** Begin ENTRIES SHOWN **

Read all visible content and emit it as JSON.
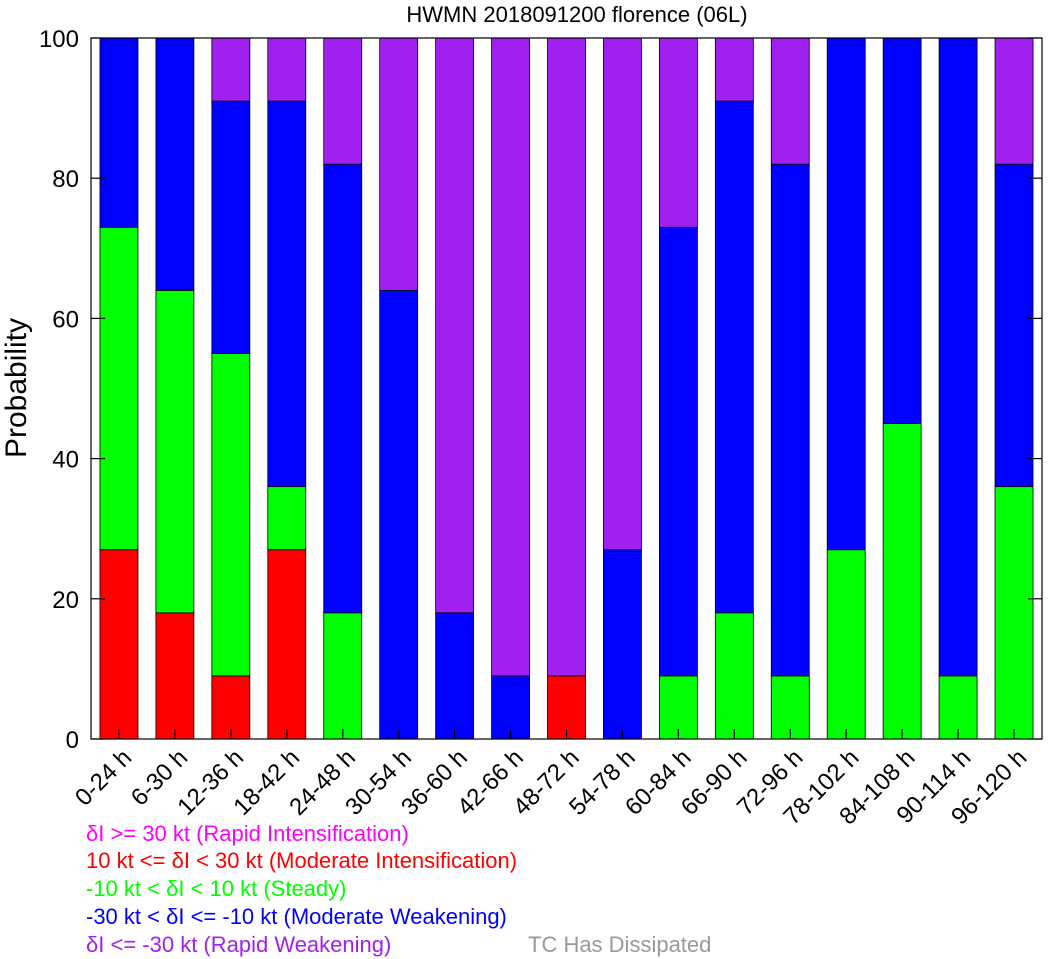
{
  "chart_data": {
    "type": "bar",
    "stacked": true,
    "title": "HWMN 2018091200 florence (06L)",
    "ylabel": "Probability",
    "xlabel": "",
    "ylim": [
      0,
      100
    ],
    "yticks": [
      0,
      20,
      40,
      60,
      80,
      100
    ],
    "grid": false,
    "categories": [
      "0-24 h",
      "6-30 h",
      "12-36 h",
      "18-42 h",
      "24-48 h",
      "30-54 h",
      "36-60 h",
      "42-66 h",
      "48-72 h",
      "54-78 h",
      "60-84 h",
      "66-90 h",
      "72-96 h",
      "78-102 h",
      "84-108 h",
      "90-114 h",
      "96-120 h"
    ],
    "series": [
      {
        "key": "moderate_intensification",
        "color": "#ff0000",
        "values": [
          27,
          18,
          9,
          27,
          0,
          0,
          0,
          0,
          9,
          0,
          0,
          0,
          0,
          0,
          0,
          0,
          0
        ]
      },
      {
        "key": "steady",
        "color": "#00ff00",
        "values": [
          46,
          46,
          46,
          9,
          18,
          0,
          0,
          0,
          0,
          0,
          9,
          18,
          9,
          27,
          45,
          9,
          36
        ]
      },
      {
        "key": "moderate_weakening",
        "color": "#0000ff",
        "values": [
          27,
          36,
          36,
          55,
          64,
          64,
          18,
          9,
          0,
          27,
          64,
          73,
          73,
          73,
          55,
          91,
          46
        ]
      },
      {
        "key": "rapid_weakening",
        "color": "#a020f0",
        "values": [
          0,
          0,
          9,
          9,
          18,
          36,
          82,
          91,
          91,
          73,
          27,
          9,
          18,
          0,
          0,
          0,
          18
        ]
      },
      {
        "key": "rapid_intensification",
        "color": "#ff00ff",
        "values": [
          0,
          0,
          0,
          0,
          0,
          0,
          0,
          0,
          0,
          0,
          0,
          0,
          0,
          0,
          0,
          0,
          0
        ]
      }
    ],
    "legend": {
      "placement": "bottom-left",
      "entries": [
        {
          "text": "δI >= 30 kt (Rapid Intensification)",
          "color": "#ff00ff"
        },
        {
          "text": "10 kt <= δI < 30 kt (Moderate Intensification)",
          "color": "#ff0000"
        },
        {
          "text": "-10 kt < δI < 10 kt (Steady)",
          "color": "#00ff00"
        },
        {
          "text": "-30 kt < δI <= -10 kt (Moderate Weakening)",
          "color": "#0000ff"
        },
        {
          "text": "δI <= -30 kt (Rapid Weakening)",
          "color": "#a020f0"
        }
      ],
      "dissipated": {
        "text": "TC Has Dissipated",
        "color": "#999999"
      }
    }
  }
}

** End ENTRIES SHOWN **

* DIRECTION *
Make an exact reproduction of the listing above, without any pictures.

* WRITTEN RESPONSE *
Read all visible content and emit it as JSON.
{
  "chart_data": {
    "type": "bar",
    "stacked": true,
    "title": "HWMN 2018091200 florence (06L)",
    "ylabel": "Probability",
    "xlabel": "",
    "ylim": [
      0,
      100
    ],
    "yticks": [
      0,
      20,
      40,
      60,
      80,
      100
    ],
    "grid": false,
    "categories": [
      "0-24 h",
      "6-30 h",
      "12-36 h",
      "18-42 h",
      "24-48 h",
      "30-54 h",
      "36-60 h",
      "42-66 h",
      "48-72 h",
      "54-78 h",
      "60-84 h",
      "66-90 h",
      "72-96 h",
      "78-102 h",
      "84-108 h",
      "90-114 h",
      "96-120 h"
    ],
    "series": [
      {
        "key": "moderate_intensification",
        "color": "#ff0000",
        "values": [
          27,
          18,
          9,
          27,
          0,
          0,
          0,
          0,
          9,
          0,
          0,
          0,
          0,
          0,
          0,
          0,
          0
        ]
      },
      {
        "key": "steady",
        "color": "#00ff00",
        "values": [
          46,
          46,
          46,
          9,
          18,
          0,
          0,
          0,
          0,
          0,
          9,
          18,
          9,
          27,
          45,
          9,
          36
        ]
      },
      {
        "key": "moderate_weakening",
        "color": "#0000ff",
        "values": [
          27,
          36,
          36,
          55,
          64,
          64,
          18,
          9,
          0,
          27,
          64,
          73,
          73,
          73,
          55,
          91,
          46
        ]
      },
      {
        "key": "rapid_weakening",
        "color": "#a020f0",
        "values": [
          0,
          0,
          9,
          9,
          18,
          36,
          82,
          91,
          91,
          73,
          27,
          9,
          18,
          0,
          0,
          0,
          18
        ]
      },
      {
        "key": "rapid_intensification",
        "color": "#ff00ff",
        "values": [
          0,
          0,
          0,
          0,
          0,
          0,
          0,
          0,
          0,
          0,
          0,
          0,
          0,
          0,
          0,
          0,
          0
        ]
      }
    ],
    "legend": {
      "placement": "bottom-left",
      "entries": [
        {
          "text": "δI >= 30 kt (Rapid Intensification)",
          "color": "#ff00ff"
        },
        {
          "text": "10 kt <= δI < 30 kt (Moderate Intensification)",
          "color": "#ff0000"
        },
        {
          "text": "-10 kt < δI < 10 kt (Steady)",
          "color": "#00ff00"
        },
        {
          "text": "-30 kt < δI <= -10 kt (Moderate Weakening)",
          "color": "#0000ff"
        },
        {
          "text": "δI <= -30 kt (Rapid Weakening)",
          "color": "#a020f0"
        }
      ],
      "dissipated": {
        "text": "TC Has Dissipated",
        "color": "#999999"
      }
    }
  }
}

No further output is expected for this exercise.